>> begin SUPPLIED DATA
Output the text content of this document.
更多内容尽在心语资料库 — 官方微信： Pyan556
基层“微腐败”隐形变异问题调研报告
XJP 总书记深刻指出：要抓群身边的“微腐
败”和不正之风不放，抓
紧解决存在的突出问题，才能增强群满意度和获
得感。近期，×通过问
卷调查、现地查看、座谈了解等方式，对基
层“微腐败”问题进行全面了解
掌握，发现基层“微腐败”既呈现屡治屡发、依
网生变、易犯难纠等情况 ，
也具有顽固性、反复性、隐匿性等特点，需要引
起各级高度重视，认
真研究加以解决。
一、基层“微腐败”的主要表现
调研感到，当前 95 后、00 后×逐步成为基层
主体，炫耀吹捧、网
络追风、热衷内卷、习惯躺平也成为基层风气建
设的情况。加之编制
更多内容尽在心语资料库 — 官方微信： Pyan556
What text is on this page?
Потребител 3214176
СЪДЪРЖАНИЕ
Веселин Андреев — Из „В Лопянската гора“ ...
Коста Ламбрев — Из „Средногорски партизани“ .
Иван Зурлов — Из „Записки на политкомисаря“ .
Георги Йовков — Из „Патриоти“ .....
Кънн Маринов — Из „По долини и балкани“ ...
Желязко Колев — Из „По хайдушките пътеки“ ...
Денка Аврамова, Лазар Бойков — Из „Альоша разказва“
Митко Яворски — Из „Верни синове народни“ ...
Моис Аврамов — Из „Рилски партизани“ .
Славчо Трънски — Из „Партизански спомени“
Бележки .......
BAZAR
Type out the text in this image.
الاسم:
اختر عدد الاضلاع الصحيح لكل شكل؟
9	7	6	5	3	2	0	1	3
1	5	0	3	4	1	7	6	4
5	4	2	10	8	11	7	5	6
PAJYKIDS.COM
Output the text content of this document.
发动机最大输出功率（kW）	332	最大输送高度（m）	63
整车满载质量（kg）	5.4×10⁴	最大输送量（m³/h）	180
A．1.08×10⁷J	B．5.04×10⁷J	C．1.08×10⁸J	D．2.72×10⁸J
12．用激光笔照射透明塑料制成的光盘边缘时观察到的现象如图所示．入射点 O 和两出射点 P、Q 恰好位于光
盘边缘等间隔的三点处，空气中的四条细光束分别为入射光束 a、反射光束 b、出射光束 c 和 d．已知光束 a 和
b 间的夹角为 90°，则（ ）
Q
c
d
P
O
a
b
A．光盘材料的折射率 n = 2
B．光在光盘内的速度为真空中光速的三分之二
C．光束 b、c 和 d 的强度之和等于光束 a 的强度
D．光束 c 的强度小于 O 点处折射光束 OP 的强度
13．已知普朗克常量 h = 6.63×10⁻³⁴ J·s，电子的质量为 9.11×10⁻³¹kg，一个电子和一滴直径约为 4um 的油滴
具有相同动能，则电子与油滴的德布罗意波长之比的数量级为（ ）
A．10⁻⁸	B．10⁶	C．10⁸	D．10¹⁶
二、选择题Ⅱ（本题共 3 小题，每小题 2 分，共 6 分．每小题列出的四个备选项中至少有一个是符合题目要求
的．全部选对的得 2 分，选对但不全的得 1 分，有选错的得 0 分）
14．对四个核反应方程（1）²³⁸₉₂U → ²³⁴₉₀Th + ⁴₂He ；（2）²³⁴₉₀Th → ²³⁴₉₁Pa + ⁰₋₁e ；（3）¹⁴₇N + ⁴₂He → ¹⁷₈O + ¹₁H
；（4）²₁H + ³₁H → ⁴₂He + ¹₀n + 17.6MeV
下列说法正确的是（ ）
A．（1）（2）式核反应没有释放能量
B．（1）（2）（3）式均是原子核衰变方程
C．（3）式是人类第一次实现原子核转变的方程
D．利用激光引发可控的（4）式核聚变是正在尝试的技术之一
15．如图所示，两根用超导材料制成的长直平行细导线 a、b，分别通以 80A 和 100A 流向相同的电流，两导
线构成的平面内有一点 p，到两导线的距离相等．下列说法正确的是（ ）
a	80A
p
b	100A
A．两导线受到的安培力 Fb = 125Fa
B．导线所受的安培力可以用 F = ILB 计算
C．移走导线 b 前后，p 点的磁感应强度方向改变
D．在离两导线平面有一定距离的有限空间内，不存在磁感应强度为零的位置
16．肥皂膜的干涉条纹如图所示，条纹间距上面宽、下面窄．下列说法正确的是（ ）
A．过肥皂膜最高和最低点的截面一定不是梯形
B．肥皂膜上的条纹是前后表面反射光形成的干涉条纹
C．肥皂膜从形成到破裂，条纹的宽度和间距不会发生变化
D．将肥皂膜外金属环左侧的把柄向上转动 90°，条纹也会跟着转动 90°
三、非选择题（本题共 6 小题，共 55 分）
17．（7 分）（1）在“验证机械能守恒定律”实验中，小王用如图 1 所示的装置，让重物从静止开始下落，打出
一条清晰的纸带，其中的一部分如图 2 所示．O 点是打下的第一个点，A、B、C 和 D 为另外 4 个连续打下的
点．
>> end SUPPLIED DATA
• **EXERCISE**: Repeat every line of the records above exactly.

• **RESULT OF THE TASK**:
Output the text content of this document.
更多内容尽在心语资料库 — 官方微信： Pyan556
基层“微腐败”隐形变异问题调研报告
XJP 总书记深刻指出：要抓群身边的“微腐
败”和不正之风不放，抓
紧解决存在的突出问题，才能增强群满意度和获
得感。近期，×通过问
卷调查、现地查看、座谈了解等方式，对基
层“微腐败”问题进行全面了解
掌握，发现基层“微腐败”既呈现屡治屡发、依
网生变、易犯难纠等情况 ，
也具有顽固性、反复性、隐匿性等特点，需要引
起各级高度重视，认
真研究加以解决。
一、基层“微腐败”的主要表现
调研感到，当前 95 后、00 后×逐步成为基层
主体，炫耀吹捧、网
络追风、热衷内卷、习惯躺平也成为基层风气建
设的情况。加之编制
更多内容尽在心语资料库 — 官方微信： Pyan556
What text is on this page?
Потребител 3214176
СЪДЪРЖАНИЕ
Веселин Андреев — Из „В Лопянската гора“ ...
Коста Ламбрев — Из „Средногорски партизани“ .
Иван Зурлов — Из „Записки на политкомисаря“ .
Георги Йовков — Из „Патриоти“ .....
Кънн Маринов — Из „По долини и балкани“ ...
Желязко Колев — Из „По хайдушките пътеки“ ...
Денка Аврамова, Лазар Бойков — Из „Альоша разказва“
Митко Яворски — Из „Верни синове народни“ ...
Моис Аврамов — Из „Рилски партизани“ .
Славчо Трънски — Из „Партизански спомени“
Бележки .......
BAZAR
Type out the text in this image.
الاسم:
اختر عدد الاضلاع الصحيح لكل شكل؟
9	7	6	5	3	2	0	1	3
1	5	0	3	4	1	7	6	4
5	4	2	10	8	11	7	5	6
PAJYKIDS.COM
Output the text content of this document.
发动机最大输出功率（kW）	332	最大输送高度（m）	63
整车满载质量（kg）	5.4×10⁴	最大输送量（m³/h）	180
A．1.08×10⁷J	B．5.04×10⁷J	C．1.08×10⁸J	D．2.72×10⁸J
12．用激光笔照射透明塑料制成的光盘边缘时观察到的现象如图所示．入射点 O 和两出射点 P、Q 恰好位于光
盘边缘等间隔的三点处，空气中的四条细光束分别为入射光束 a、反射光束 b、出射光束 c 和 d．已知光束 a 和
b 间的夹角为 90°，则（ ）
Q
c
d
P
O
a
b
A．光盘材料的折射率 n = 2
B．光在光盘内的速度为真空中光速的三分之二
C．光束 b、c 和 d 的强度之和等于光束 a 的强度
D．光束 c 的强度小于 O 点处折射光束 OP 的强度
13．已知普朗克常量 h = 6.63×10⁻³⁴ J·s，电子的质量为 9.11×10⁻³¹kg，一个电子和一滴直径约为 4um 的油滴
具有相同动能，则电子与油滴的德布罗意波长之比的数量级为（ ）
A．10⁻⁸	B．10⁶	C．10⁸	D．10¹⁶
二、选择题Ⅱ（本题共 3 小题，每小题 2 分，共 6 分．每小题列出的四个备选项中至少有一个是符合题目要求
的．全部选对的得 2 分，选对但不全的得 1 分，有选错的得 0 分）
14．对四个核反应方程（1）²³⁸₉₂U → ²³⁴₉₀Th + ⁴₂He ；（2）²³⁴₉₀Th → ²³⁴₉₁Pa + ⁰₋₁e ；（3）¹⁴₇N + ⁴₂He → ¹⁷₈O + ¹₁H
；（4）²₁H + ³₁H → ⁴₂He + ¹₀n + 17.6MeV
下列说法正确的是（ ）
A．（1）（2）式核反应没有释放能量
B．（1）（2）（3）式均是原子核衰变方程
C．（3）式是人类第一次实现原子核转变的方程
D．利用激光引发可控的（4）式核聚变是正在尝试的技术之一
15．如图所示，两根用超导材料制成的长直平行细导线 a、b，分别通以 80A 和 100A 流向相同的电流，两导
线构成的平面内有一点 p，到两导线的距离相等．下列说法正确的是（ ）
a	80A
p
b	100A
A．两导线受到的安培力 Fb = 125Fa
B．导线所受的安培力可以用 F = ILB 计算
C．移走导线 b 前后，p 点的磁感应强度方向改变
D．在离两导线平面有一定距离的有限空间内，不存在磁感应强度为零的位置
16．肥皂膜的干涉条纹如图所示，条纹间距上面宽、下面窄．下列说法正确的是（ ）
A．过肥皂膜最高和最低点的截面一定不是梯形
B．肥皂膜上的条纹是前后表面反射光形成的干涉条纹
C．肥皂膜从形成到破裂，条纹的宽度和间距不会发生变化
D．将肥皂膜外金属环左侧的把柄向上转动 90°，条纹也会跟着转动 90°
三、非选择题（本题共 6 小题，共 55 分）
17．（7 分）（1）在“验证机械能守恒定律”实验中，小王用如图 1 所示的装置，让重物从静止开始下落，打出
一条清晰的纸带，其中的一部分如图 2 所示．O 点是打下的第一个点，A、B、C 和 D 为另外 4 个连续打下的
点．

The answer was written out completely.